- EXTRACTED DATA
•••••
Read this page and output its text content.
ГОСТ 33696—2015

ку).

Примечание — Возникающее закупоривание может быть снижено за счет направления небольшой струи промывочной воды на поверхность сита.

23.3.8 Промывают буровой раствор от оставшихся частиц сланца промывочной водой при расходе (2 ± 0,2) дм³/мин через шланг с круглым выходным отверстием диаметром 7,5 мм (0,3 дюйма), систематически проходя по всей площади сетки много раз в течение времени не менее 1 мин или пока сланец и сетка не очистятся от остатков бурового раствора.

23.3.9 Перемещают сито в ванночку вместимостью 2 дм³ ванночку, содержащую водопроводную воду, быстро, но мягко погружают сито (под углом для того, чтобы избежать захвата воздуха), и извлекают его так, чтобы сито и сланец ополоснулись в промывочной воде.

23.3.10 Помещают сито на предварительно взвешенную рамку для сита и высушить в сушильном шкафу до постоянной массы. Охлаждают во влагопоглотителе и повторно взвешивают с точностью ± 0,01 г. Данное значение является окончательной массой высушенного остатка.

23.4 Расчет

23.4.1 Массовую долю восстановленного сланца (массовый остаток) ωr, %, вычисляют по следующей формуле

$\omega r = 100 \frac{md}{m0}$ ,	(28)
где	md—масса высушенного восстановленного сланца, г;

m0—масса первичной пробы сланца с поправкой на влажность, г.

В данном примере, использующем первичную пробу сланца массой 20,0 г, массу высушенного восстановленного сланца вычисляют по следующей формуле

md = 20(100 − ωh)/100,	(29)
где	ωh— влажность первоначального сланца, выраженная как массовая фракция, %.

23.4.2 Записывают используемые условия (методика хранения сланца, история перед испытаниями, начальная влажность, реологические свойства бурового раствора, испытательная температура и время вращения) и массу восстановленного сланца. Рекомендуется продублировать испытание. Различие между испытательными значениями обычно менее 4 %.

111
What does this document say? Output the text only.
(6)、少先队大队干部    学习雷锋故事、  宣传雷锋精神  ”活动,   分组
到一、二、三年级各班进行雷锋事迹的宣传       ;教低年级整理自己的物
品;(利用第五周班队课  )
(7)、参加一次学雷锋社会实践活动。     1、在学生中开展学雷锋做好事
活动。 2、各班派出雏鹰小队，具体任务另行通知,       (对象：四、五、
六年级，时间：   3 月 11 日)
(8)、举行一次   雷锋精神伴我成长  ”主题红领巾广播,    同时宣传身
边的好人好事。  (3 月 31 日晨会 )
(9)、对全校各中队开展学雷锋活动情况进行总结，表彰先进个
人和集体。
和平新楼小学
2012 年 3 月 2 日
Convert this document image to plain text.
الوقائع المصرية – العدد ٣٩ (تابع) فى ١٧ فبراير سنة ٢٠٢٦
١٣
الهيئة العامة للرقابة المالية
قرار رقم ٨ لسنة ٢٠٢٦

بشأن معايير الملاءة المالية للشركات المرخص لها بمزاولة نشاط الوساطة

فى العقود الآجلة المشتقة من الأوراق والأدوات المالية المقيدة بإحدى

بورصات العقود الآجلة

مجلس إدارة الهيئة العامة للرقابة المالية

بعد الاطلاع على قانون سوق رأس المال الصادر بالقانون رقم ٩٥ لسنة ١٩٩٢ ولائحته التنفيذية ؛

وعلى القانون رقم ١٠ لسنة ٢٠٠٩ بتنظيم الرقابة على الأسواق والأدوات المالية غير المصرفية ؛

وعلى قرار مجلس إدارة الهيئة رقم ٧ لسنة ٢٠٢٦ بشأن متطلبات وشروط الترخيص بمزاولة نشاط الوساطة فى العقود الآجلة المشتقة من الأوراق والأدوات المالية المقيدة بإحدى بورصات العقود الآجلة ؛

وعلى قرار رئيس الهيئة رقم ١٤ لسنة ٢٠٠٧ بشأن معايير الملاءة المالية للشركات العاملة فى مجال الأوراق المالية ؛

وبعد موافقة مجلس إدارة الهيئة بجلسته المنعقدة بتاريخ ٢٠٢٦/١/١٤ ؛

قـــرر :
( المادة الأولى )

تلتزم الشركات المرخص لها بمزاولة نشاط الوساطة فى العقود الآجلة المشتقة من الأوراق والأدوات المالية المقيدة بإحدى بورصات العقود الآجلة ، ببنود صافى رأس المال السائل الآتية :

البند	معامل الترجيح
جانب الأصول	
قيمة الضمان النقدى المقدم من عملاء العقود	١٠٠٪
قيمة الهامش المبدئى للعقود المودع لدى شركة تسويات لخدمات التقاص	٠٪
•••••
- PROBLEM STATEMENT
Pull every line containing the word "للشركات" out of the material and copy it.

- THE OUTPUT
بشأن معايير الملاءة المالية للشركات المرخص لها بمزاولة نشاط الوساطة
وعلى قرار رئيس الهيئة رقم ١٤ لسنة ٢٠٠٧ بشأن معايير الملاءة المالية للشركات العاملة فى مجال الأوراق المالية ؛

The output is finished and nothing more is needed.